**SUPPLIED MATERIAL**
------------------------------------------------

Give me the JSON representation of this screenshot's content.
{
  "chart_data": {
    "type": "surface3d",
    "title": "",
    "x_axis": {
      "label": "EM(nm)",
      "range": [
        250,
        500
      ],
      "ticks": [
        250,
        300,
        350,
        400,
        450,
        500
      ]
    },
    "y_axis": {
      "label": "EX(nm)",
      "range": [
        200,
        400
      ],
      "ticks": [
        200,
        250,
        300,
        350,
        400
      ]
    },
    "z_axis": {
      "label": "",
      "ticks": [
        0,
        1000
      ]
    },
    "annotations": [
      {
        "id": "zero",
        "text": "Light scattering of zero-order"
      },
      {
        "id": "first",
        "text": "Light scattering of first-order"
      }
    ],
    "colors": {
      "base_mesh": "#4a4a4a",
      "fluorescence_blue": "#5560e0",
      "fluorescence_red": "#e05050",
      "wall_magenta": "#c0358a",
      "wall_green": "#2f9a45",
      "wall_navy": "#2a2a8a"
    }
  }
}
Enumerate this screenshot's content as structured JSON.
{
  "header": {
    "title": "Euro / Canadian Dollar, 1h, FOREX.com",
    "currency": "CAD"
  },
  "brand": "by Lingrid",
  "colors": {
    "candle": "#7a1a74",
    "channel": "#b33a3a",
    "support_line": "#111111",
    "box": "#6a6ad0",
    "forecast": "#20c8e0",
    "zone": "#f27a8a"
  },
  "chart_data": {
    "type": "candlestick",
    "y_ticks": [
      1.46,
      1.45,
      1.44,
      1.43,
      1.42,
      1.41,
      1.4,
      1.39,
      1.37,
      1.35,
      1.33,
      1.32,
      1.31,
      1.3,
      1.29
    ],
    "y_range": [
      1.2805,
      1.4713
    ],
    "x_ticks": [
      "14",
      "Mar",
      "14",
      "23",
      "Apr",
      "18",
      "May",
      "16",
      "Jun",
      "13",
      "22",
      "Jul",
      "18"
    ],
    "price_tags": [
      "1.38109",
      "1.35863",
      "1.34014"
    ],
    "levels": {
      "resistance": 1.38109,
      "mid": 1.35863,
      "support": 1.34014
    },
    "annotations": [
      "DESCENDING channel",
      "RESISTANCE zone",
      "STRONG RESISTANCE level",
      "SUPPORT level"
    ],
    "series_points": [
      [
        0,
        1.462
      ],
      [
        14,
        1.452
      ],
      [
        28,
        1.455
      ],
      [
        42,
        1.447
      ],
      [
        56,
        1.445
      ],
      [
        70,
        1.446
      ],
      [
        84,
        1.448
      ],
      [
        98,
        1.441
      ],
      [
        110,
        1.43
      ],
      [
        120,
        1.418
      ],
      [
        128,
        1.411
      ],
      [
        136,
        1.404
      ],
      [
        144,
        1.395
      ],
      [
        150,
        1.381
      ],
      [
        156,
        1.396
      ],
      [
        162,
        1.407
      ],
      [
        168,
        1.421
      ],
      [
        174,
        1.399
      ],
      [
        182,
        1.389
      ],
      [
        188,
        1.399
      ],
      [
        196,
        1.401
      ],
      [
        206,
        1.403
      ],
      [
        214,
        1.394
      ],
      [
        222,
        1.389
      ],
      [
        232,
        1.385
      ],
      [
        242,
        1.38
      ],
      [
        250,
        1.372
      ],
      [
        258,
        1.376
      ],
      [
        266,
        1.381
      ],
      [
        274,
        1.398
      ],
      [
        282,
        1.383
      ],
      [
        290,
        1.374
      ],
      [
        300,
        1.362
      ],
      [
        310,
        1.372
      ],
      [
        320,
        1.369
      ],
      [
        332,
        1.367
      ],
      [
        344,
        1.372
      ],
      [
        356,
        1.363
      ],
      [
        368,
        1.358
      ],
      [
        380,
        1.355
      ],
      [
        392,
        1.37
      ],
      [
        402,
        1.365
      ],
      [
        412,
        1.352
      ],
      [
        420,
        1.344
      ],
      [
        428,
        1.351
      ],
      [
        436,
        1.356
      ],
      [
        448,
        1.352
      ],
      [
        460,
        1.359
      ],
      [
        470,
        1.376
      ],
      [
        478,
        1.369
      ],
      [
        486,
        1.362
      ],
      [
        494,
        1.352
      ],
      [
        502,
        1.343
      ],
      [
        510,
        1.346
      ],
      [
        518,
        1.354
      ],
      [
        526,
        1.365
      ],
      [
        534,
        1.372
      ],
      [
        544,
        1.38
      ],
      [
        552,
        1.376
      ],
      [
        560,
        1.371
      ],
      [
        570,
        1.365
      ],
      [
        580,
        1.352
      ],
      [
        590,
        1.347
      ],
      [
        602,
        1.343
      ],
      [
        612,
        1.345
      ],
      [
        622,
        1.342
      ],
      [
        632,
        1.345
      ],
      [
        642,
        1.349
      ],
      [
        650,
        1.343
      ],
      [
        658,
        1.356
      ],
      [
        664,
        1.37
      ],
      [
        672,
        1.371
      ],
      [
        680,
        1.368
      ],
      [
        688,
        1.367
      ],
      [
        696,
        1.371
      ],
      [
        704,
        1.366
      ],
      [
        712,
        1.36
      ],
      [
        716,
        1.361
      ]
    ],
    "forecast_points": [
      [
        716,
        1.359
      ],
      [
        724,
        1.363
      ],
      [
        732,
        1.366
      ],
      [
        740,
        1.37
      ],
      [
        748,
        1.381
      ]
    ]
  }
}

------------------------------------------------

**TASK**
Show all lines above holding "screenshot".

**OUTPUT OF THE TASK**
Give me the JSON representation of this screenshot's content.
Enumerate this screenshot's content as structured JSON.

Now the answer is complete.